Locate the word "band" in the material, then show every line that holds it.

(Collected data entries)
^^^^^^^^

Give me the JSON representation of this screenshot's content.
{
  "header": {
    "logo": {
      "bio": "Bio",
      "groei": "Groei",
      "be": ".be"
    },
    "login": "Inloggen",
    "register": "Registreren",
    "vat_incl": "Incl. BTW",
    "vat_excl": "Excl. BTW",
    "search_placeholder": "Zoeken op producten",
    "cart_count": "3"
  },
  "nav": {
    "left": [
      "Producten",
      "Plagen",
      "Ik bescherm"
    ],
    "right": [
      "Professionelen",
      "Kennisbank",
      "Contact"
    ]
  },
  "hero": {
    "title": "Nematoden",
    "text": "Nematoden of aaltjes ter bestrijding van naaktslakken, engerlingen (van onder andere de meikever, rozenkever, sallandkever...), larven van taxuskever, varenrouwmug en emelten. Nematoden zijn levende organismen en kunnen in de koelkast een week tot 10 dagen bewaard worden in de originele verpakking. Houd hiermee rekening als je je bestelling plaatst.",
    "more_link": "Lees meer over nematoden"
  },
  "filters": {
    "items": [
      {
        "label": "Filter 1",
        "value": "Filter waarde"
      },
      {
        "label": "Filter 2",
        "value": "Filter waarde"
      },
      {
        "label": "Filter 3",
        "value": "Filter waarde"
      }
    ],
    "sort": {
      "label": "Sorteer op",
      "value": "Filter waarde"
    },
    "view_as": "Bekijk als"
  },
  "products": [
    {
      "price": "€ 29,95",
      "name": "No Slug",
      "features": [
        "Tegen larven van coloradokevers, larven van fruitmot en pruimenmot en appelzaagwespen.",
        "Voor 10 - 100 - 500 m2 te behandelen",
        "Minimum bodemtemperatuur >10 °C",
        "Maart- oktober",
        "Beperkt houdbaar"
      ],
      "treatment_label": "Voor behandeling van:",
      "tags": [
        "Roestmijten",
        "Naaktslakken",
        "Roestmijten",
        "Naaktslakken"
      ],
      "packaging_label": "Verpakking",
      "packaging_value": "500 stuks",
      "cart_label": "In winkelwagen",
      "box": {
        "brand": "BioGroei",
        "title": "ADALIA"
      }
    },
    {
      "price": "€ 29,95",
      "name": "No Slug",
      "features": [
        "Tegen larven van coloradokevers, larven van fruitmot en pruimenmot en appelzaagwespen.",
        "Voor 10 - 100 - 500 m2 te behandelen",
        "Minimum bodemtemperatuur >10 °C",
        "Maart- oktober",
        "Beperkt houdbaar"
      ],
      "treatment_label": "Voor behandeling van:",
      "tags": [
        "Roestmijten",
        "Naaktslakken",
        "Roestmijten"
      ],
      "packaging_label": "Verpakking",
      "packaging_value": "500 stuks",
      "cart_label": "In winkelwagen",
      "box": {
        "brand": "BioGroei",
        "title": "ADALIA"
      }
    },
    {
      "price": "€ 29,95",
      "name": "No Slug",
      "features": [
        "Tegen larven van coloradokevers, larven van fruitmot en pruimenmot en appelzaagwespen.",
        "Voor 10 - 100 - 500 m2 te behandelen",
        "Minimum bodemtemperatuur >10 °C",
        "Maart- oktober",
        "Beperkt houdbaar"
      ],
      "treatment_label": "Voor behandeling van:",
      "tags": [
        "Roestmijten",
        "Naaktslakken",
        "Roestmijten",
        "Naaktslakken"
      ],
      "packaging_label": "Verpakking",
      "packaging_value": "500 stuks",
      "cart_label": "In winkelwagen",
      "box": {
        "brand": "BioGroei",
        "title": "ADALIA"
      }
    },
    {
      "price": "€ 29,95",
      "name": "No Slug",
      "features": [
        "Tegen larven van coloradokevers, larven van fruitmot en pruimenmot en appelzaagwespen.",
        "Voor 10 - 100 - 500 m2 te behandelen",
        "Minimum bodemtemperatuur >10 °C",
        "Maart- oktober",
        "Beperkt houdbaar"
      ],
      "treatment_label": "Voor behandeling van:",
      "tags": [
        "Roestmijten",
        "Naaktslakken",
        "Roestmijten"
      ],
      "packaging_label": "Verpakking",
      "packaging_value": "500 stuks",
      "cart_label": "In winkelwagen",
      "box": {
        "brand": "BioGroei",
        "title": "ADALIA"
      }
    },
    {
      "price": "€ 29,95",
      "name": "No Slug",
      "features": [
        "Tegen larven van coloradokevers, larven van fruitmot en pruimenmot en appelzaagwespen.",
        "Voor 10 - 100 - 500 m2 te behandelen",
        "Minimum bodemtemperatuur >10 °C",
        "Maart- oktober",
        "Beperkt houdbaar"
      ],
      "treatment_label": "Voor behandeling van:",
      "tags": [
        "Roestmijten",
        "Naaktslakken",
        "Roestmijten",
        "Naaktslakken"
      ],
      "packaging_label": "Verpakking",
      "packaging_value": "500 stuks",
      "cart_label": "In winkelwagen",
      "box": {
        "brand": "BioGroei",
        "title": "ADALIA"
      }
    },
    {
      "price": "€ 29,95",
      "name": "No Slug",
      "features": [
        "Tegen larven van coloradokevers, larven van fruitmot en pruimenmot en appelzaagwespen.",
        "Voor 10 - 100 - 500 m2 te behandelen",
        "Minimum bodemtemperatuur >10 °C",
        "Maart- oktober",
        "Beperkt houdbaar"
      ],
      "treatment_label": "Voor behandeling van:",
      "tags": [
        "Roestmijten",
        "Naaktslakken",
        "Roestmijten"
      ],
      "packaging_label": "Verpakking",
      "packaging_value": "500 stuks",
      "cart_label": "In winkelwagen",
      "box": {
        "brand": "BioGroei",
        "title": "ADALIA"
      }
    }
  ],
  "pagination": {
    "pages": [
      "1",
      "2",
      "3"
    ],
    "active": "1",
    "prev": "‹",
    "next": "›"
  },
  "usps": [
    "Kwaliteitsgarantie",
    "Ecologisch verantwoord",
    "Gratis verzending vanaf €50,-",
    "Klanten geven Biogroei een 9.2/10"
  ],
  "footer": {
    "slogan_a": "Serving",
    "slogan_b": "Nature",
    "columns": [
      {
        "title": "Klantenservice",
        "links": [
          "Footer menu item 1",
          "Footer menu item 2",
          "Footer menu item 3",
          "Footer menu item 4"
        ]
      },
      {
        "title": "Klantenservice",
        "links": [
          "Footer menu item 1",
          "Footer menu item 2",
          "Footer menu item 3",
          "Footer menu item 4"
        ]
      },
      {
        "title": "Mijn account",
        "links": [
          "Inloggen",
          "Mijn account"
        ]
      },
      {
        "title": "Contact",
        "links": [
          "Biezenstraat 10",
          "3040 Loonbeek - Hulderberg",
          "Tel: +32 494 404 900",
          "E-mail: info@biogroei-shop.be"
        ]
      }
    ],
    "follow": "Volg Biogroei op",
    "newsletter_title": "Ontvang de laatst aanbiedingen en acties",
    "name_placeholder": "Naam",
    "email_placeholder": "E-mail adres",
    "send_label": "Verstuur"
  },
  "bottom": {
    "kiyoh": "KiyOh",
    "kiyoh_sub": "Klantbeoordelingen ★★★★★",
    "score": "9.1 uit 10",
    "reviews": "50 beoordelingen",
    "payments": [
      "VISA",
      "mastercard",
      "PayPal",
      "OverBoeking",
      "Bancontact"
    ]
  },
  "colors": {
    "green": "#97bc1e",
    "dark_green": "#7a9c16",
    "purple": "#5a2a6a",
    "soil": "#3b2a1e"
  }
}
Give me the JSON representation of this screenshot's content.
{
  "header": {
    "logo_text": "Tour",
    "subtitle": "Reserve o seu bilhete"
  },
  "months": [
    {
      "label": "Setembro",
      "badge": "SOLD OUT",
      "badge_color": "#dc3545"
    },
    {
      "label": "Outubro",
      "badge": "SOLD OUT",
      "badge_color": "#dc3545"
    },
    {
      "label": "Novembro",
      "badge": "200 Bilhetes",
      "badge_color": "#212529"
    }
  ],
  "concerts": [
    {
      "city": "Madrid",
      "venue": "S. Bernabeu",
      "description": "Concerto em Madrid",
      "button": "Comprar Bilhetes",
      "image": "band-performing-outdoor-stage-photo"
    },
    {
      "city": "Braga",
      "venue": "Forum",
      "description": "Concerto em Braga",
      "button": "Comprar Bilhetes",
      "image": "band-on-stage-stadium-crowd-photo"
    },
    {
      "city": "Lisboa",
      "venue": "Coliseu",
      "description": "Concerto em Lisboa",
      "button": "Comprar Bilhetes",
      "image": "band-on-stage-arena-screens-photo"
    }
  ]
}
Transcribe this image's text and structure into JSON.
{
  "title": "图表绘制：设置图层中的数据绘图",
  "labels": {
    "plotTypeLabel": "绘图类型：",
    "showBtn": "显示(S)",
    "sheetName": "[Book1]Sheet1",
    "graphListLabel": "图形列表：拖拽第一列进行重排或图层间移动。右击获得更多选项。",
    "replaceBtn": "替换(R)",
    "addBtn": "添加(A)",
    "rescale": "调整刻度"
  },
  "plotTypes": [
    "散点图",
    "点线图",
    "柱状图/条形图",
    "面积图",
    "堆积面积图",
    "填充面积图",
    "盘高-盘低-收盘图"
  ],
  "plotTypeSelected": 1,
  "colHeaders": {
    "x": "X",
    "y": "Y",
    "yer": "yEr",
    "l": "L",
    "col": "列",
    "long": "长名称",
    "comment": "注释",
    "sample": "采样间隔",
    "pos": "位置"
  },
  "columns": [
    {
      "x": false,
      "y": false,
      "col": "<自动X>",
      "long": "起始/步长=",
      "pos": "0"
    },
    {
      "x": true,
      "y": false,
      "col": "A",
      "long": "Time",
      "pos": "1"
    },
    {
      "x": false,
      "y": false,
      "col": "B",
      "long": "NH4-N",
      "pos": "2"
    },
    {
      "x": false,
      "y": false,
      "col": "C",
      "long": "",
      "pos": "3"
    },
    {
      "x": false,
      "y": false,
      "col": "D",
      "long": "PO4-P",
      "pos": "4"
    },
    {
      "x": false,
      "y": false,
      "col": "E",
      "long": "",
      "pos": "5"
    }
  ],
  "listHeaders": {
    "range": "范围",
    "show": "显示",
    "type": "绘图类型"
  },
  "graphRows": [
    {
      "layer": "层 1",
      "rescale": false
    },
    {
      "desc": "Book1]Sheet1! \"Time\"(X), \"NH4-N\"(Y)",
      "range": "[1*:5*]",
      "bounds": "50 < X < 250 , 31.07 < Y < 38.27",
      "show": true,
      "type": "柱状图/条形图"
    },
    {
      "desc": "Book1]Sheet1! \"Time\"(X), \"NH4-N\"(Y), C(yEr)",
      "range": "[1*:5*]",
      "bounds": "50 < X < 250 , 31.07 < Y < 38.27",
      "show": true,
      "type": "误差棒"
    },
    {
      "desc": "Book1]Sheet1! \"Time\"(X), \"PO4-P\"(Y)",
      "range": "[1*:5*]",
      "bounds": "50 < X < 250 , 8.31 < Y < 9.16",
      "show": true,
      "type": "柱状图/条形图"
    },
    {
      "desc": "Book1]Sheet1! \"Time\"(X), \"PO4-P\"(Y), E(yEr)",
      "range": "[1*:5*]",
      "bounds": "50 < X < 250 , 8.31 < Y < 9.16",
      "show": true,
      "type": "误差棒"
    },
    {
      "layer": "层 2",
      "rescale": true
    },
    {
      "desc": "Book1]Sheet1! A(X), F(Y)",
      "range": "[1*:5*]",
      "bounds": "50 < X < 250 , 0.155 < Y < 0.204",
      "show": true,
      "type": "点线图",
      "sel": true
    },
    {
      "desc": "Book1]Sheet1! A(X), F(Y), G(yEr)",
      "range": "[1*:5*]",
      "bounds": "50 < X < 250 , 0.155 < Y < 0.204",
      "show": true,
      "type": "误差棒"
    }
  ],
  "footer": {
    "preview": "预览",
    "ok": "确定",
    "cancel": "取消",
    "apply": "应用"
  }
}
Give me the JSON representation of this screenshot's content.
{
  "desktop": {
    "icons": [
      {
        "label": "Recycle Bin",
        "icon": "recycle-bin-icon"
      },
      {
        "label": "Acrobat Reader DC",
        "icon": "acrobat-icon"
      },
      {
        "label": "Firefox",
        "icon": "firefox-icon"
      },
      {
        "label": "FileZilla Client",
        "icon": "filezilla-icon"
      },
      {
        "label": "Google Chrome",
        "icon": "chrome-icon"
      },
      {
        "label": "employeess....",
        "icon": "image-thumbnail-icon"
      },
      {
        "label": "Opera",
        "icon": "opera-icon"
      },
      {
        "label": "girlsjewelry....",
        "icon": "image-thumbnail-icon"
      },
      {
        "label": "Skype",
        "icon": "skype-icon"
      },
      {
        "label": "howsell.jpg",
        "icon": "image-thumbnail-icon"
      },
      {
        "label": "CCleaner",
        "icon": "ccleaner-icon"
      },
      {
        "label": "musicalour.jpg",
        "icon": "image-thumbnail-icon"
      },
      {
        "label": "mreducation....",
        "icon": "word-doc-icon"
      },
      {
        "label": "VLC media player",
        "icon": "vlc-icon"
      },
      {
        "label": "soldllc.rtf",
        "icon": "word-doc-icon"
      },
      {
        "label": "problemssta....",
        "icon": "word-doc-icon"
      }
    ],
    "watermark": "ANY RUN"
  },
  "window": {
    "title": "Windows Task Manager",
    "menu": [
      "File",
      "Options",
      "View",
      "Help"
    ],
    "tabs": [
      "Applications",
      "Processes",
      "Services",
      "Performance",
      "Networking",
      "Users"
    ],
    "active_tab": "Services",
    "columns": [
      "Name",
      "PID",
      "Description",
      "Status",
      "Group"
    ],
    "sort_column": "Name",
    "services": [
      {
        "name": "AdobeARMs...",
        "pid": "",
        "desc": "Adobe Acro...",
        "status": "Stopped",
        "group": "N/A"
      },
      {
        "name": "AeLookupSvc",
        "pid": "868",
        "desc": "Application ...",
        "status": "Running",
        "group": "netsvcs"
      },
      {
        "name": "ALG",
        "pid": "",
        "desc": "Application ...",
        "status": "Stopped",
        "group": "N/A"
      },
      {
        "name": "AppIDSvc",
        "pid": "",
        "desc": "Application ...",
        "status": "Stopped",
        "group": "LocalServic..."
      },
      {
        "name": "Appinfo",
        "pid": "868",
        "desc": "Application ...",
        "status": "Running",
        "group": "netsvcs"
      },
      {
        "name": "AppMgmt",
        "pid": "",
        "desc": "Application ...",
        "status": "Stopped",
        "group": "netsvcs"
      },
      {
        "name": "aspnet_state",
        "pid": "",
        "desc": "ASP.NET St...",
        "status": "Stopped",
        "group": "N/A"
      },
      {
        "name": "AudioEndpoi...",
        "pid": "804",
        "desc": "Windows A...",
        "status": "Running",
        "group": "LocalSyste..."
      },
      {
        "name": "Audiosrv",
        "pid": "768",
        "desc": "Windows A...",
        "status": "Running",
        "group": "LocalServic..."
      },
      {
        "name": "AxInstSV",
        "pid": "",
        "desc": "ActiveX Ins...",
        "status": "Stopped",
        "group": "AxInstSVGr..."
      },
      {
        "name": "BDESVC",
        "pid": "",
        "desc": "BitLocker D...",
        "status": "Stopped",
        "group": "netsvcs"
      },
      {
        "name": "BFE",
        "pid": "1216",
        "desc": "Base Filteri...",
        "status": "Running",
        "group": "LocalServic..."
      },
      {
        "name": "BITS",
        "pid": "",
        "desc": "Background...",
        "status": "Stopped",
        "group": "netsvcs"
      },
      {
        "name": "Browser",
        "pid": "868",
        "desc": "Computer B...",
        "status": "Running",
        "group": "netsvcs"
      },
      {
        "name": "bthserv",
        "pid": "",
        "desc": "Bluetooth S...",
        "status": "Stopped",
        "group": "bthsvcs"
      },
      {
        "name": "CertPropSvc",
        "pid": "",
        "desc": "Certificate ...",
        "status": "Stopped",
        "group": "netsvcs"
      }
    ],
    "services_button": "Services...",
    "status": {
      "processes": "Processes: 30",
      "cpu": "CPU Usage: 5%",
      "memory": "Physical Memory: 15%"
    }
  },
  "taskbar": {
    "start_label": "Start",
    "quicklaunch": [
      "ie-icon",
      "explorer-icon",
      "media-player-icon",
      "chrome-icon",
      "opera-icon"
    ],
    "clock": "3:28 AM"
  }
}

^^^^^^^^

■ **Complete response**
      "image": "band-performing-outdoor-stage-photo"
      "image": "band-on-stage-stadium-crowd-photo"
      "image": "band-on-stage-arena-screens-photo"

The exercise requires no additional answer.